*** DATA ***

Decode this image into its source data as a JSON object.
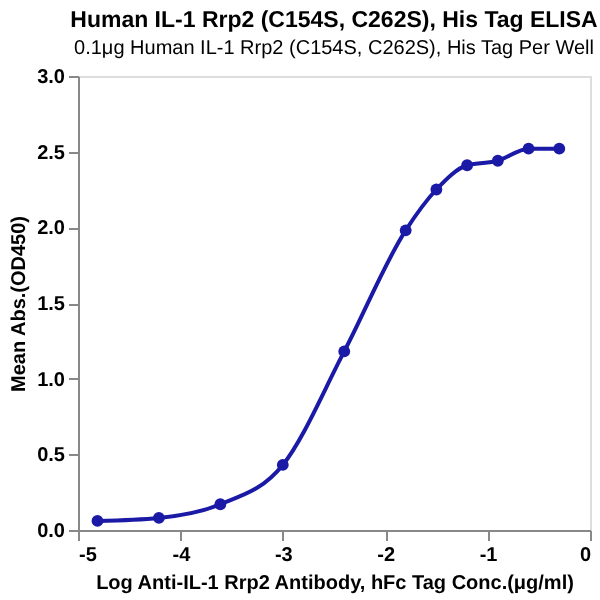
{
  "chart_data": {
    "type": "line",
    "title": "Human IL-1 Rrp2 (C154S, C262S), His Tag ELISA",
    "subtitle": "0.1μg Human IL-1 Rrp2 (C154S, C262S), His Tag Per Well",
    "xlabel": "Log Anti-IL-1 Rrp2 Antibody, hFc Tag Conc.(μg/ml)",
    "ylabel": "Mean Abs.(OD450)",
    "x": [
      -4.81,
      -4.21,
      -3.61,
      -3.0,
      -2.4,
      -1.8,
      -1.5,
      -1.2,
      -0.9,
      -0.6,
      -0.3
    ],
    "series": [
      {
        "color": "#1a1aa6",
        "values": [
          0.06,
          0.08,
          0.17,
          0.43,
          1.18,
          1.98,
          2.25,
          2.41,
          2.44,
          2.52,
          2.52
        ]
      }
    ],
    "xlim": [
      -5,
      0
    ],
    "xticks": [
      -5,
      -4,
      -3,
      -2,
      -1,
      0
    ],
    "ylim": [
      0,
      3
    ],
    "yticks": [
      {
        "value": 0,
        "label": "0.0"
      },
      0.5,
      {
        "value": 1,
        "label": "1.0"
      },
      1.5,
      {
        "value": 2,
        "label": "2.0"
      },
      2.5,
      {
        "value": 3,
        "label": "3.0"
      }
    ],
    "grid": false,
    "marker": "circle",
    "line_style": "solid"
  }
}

*** End of DATA ***
*** DATA ***

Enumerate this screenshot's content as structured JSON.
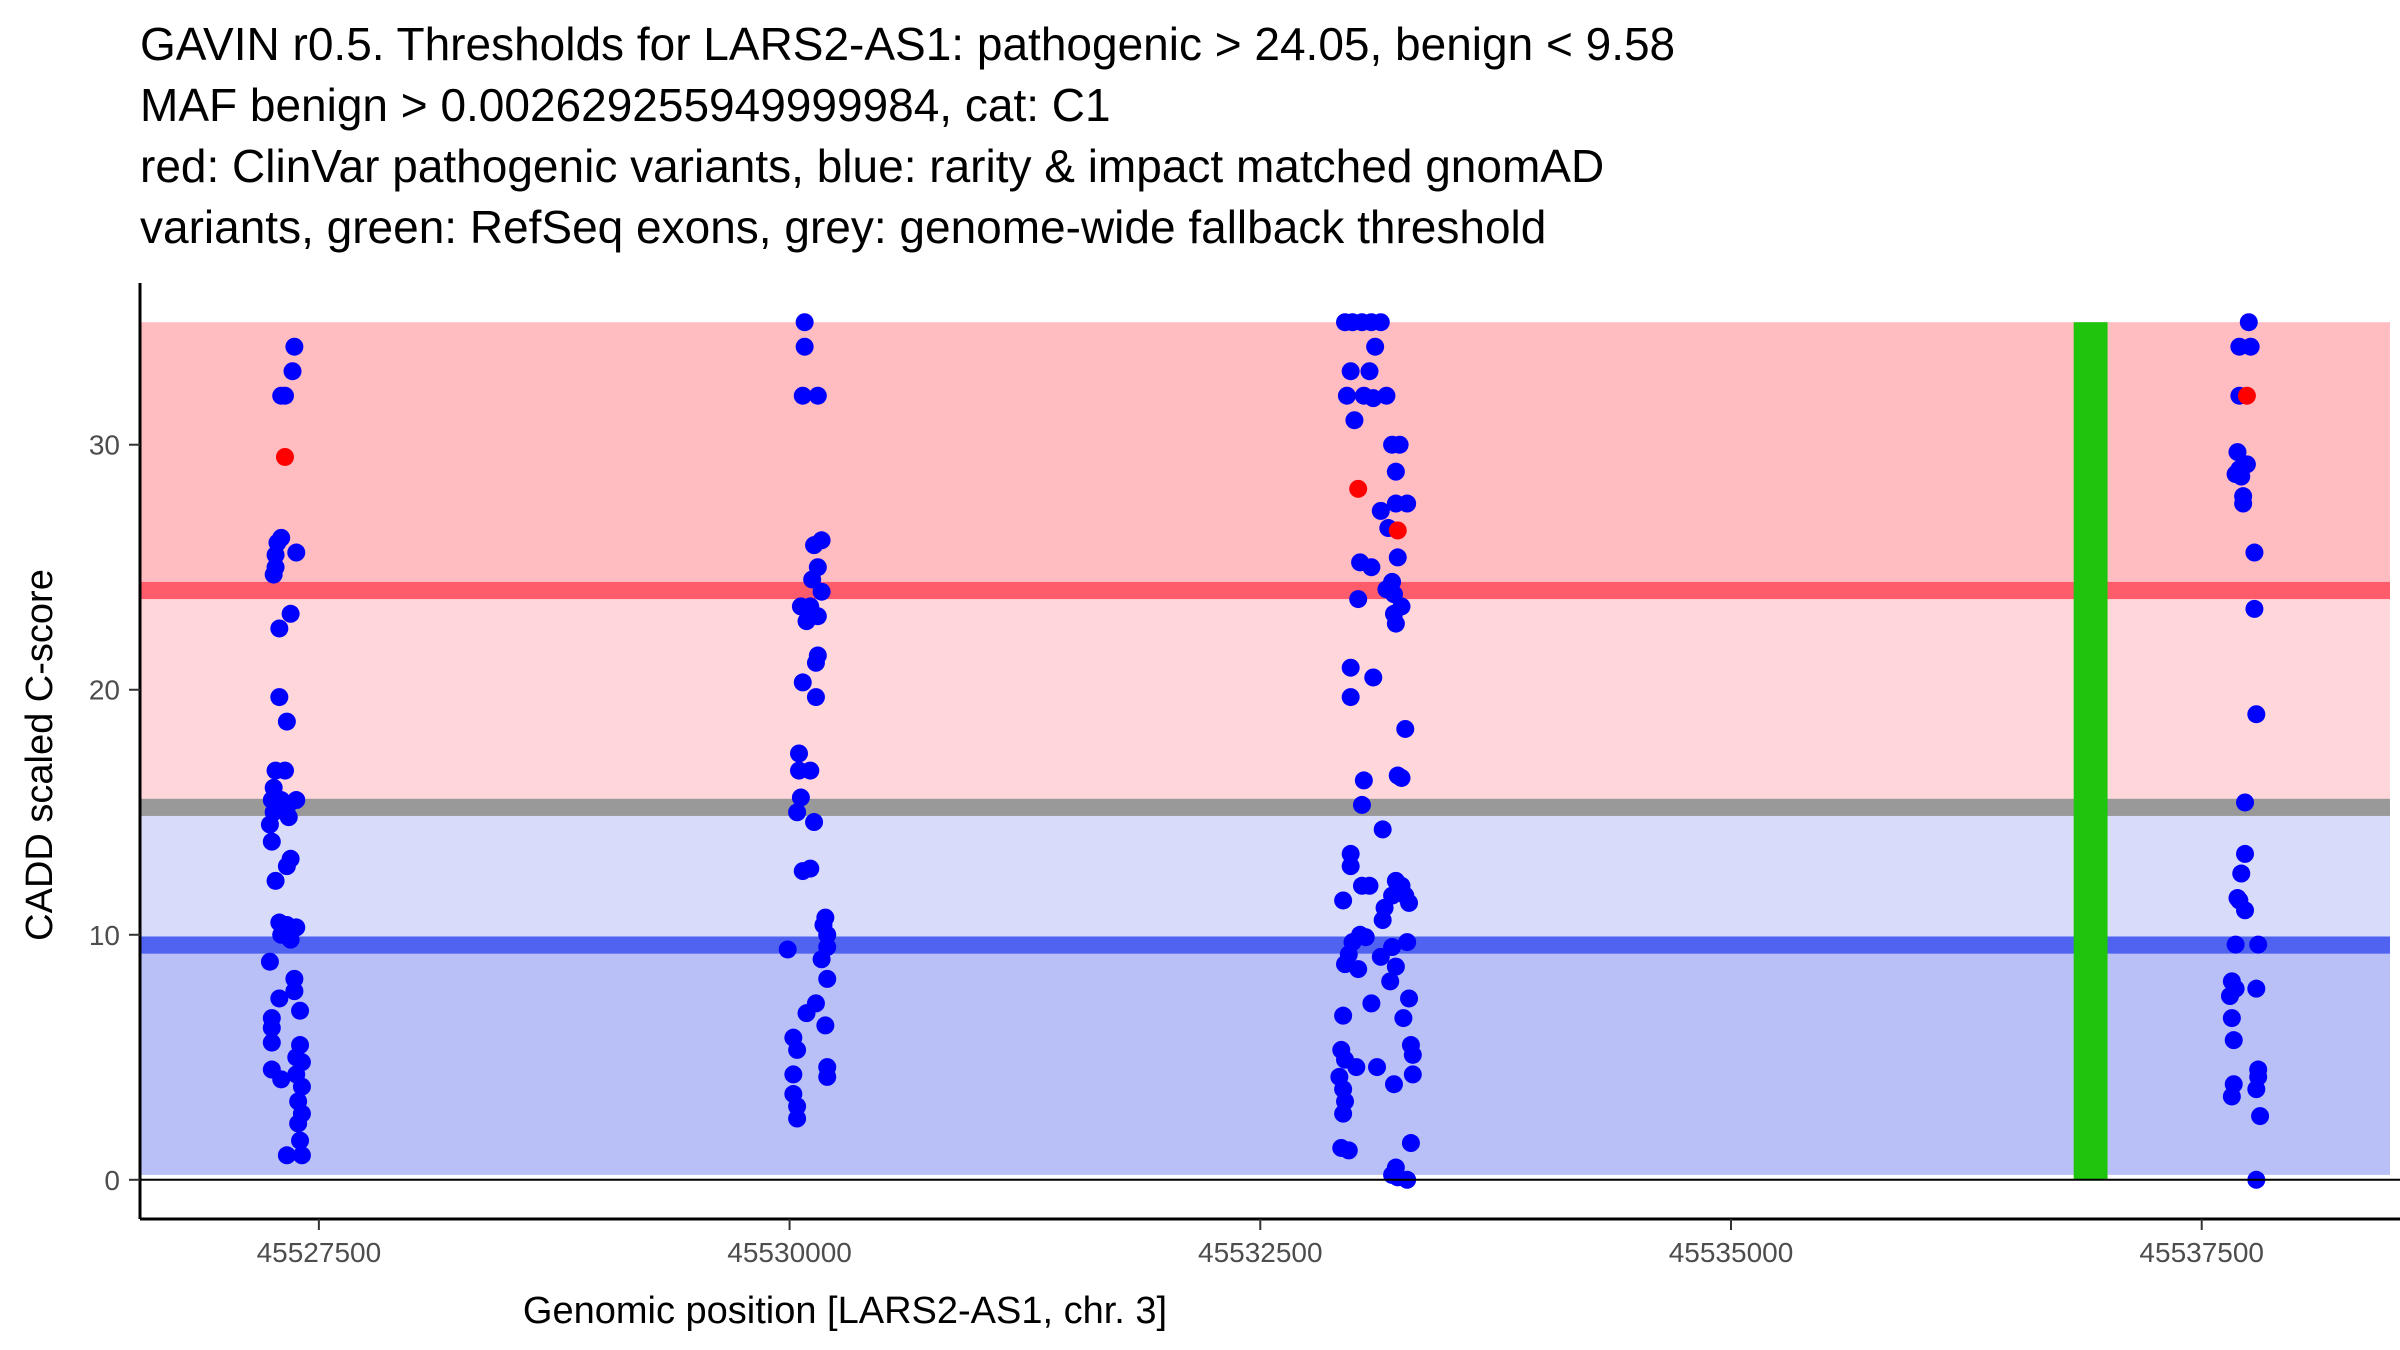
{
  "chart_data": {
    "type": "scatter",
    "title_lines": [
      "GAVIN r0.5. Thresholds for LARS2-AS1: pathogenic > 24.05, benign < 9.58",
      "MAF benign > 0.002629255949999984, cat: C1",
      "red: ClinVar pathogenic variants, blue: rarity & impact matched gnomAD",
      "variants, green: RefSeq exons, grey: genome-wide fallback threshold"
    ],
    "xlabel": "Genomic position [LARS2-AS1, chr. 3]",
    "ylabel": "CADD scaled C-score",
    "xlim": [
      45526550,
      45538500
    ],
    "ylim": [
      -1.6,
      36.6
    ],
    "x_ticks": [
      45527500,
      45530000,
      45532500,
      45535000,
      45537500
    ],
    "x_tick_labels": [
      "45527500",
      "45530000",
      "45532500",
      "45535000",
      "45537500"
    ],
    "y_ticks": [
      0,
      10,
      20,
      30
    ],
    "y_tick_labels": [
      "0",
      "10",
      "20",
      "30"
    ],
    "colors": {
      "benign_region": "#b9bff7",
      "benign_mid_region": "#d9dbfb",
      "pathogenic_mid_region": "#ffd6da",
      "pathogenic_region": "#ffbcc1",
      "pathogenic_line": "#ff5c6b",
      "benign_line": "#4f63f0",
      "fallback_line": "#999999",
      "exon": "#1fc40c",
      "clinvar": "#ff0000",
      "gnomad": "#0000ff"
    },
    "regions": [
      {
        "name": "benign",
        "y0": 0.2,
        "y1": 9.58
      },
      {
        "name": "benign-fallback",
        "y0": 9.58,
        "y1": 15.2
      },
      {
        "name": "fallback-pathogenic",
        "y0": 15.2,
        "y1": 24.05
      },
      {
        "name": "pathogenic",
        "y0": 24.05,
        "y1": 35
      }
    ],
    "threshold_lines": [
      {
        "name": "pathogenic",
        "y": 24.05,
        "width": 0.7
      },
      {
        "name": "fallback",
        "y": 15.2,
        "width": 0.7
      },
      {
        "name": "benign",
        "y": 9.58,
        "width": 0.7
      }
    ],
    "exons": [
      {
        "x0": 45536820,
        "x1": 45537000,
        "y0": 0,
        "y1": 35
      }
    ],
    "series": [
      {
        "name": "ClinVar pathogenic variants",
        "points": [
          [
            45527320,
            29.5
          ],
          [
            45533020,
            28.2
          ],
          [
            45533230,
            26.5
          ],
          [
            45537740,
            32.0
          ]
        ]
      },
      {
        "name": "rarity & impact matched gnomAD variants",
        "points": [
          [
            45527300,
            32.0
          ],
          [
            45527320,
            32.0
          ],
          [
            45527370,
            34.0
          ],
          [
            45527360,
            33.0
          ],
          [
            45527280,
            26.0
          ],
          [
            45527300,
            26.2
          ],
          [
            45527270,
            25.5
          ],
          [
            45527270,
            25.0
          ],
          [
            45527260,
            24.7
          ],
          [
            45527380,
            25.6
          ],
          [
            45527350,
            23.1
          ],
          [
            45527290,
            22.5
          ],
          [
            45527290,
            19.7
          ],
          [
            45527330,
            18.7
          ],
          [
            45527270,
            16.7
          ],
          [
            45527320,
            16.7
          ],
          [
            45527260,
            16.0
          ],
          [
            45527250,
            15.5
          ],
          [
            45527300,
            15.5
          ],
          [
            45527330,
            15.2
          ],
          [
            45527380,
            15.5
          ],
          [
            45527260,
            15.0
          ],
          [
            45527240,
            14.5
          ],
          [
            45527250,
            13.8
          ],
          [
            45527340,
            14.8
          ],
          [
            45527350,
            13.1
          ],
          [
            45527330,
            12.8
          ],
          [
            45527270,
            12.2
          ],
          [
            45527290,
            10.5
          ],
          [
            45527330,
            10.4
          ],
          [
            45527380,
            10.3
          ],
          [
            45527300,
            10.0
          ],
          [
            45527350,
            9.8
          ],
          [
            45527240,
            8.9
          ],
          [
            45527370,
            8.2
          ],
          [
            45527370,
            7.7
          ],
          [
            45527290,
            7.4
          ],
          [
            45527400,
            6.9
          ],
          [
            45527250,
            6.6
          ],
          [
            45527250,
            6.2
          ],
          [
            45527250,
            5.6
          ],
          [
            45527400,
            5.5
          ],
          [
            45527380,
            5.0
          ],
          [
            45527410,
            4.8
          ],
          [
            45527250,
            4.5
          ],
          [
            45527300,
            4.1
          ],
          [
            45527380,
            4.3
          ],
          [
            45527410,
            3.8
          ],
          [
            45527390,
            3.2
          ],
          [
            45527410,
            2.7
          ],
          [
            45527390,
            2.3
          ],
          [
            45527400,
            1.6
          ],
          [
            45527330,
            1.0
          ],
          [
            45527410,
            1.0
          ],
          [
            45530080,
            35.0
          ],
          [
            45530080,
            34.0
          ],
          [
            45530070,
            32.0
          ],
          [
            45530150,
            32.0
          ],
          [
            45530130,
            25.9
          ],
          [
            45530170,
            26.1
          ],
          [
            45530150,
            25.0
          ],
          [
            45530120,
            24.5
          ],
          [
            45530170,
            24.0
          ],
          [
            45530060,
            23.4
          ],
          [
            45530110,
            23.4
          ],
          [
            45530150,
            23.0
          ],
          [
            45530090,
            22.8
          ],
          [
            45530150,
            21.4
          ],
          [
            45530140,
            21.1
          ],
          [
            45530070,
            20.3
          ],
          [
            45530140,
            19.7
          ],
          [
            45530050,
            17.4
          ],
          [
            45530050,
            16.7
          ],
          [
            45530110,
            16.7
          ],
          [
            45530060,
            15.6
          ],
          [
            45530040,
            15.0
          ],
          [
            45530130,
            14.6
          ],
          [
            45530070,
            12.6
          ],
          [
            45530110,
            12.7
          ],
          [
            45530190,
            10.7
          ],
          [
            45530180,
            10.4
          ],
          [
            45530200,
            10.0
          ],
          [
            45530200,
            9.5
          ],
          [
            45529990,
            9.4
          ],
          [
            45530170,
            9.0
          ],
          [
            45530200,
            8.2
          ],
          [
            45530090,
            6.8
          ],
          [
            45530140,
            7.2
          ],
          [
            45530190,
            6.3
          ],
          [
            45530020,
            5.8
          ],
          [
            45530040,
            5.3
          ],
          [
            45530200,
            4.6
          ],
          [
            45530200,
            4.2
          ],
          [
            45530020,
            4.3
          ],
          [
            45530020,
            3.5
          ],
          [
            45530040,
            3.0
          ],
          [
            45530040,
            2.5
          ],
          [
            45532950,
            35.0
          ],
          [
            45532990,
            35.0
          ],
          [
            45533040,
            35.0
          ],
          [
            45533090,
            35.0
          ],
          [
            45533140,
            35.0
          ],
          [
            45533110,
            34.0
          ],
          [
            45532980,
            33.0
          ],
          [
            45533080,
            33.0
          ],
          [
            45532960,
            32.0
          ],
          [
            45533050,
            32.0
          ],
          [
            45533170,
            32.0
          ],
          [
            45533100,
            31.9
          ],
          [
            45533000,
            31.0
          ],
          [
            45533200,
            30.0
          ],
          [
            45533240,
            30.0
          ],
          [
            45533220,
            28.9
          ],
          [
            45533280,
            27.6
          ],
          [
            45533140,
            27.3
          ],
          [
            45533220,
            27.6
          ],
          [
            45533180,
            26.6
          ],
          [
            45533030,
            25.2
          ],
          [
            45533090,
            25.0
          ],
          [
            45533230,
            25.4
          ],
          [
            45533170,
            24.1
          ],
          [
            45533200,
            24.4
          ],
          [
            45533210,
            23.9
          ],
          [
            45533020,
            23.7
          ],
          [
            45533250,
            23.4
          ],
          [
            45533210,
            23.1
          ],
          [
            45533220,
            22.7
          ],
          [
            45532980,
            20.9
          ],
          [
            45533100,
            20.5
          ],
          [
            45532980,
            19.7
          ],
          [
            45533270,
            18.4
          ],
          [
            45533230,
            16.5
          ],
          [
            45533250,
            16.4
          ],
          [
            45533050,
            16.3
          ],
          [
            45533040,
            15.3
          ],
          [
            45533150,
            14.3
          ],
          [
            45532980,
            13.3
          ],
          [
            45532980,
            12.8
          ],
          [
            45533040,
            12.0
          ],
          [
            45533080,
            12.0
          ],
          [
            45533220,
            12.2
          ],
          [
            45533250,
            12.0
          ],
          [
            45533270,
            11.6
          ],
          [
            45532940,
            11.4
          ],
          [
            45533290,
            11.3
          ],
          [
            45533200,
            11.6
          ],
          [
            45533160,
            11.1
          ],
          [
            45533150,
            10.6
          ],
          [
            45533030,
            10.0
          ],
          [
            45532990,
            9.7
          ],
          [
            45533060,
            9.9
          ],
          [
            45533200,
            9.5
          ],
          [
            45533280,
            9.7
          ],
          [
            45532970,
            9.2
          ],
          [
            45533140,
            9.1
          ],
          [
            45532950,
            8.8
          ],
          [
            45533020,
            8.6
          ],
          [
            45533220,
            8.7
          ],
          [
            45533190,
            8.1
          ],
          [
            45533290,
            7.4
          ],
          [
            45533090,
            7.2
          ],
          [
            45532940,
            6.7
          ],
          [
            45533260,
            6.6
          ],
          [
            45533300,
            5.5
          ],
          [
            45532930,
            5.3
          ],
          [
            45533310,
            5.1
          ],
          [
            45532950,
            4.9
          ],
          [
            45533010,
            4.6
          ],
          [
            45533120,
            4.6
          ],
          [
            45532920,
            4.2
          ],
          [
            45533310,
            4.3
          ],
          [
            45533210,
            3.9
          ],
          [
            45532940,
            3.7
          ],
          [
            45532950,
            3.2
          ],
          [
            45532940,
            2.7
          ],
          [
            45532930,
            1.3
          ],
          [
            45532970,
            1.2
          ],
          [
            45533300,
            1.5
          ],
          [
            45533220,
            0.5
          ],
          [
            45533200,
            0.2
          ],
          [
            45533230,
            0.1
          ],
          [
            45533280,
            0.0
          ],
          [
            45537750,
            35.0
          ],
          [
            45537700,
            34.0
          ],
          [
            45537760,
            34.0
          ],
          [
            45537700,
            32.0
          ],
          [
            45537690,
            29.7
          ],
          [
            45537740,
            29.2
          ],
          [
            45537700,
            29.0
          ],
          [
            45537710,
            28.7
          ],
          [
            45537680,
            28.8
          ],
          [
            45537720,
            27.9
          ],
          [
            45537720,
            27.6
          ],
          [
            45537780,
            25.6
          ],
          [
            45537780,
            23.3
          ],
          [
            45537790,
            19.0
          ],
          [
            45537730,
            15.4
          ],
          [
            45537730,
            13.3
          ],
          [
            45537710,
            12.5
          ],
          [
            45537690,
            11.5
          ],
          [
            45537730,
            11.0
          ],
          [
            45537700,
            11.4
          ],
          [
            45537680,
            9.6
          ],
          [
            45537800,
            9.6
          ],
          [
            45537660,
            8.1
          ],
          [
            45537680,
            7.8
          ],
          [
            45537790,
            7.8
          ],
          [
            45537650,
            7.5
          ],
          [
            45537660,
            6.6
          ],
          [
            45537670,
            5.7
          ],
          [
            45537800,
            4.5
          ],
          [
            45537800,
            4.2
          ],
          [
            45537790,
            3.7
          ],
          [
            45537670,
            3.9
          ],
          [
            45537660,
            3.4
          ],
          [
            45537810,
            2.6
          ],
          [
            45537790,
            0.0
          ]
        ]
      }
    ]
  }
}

*** End of DATA ***

WORK TO BE COMPLETED - One number only, please: the count of lines in the data that hold the word "JSON".

SOLUTION FOR THIS PROBLEM - 2